OBJECTIVE: Quote the lines from the beginning of the lines below through the line containing "x-tick-label: 2022 <box>1787", including both ends.

(Items stored from a collection)
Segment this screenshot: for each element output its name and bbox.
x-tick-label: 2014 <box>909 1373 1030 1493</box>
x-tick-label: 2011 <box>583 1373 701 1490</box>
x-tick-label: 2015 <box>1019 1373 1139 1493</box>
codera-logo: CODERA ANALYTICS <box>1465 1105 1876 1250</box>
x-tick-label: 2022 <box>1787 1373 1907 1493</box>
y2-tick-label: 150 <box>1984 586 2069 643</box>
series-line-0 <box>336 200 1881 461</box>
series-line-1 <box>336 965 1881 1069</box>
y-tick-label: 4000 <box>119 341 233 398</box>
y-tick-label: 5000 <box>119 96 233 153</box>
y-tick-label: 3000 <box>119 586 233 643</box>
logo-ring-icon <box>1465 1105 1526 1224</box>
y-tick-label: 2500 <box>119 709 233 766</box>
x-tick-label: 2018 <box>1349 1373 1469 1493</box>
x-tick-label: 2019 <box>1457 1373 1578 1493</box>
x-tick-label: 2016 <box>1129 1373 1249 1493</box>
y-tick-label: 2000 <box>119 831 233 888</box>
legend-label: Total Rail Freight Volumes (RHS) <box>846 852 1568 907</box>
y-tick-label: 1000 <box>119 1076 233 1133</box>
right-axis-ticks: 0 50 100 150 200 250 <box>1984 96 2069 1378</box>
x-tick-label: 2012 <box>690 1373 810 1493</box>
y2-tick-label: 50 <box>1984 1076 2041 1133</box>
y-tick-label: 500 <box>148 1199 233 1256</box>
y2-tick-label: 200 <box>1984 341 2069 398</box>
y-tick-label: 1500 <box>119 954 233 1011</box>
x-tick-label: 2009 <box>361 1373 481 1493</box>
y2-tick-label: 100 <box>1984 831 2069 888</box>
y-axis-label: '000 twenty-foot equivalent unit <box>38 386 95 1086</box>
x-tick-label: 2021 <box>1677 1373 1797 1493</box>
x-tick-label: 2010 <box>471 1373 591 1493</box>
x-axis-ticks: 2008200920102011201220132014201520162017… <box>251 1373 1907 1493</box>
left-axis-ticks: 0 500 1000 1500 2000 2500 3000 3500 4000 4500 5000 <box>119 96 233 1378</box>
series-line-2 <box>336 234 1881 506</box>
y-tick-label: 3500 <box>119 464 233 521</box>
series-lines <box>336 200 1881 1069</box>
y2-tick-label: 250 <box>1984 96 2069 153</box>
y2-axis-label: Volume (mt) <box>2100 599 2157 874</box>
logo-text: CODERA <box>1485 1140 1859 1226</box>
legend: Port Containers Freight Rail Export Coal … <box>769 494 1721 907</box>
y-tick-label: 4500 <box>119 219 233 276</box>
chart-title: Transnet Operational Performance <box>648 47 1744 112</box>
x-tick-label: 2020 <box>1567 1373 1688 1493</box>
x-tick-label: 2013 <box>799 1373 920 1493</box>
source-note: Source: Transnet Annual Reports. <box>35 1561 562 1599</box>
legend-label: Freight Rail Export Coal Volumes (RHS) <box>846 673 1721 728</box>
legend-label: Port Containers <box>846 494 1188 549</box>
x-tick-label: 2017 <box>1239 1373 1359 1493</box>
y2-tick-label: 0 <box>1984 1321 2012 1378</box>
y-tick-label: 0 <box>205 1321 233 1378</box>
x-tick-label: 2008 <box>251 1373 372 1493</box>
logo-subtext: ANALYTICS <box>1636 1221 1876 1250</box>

EXERCISE OUTPUT:
Segment this screenshot: for each element output its name and bbox.
x-tick-label: 2014 <box>909 1373 1030 1493</box>
x-tick-label: 2011 <box>583 1373 701 1490</box>
x-tick-label: 2015 <box>1019 1373 1139 1493</box>
codera-logo: CODERA ANALYTICS <box>1465 1105 1876 1250</box>
x-tick-label: 2022 <box>1787 1373 1907 1493</box>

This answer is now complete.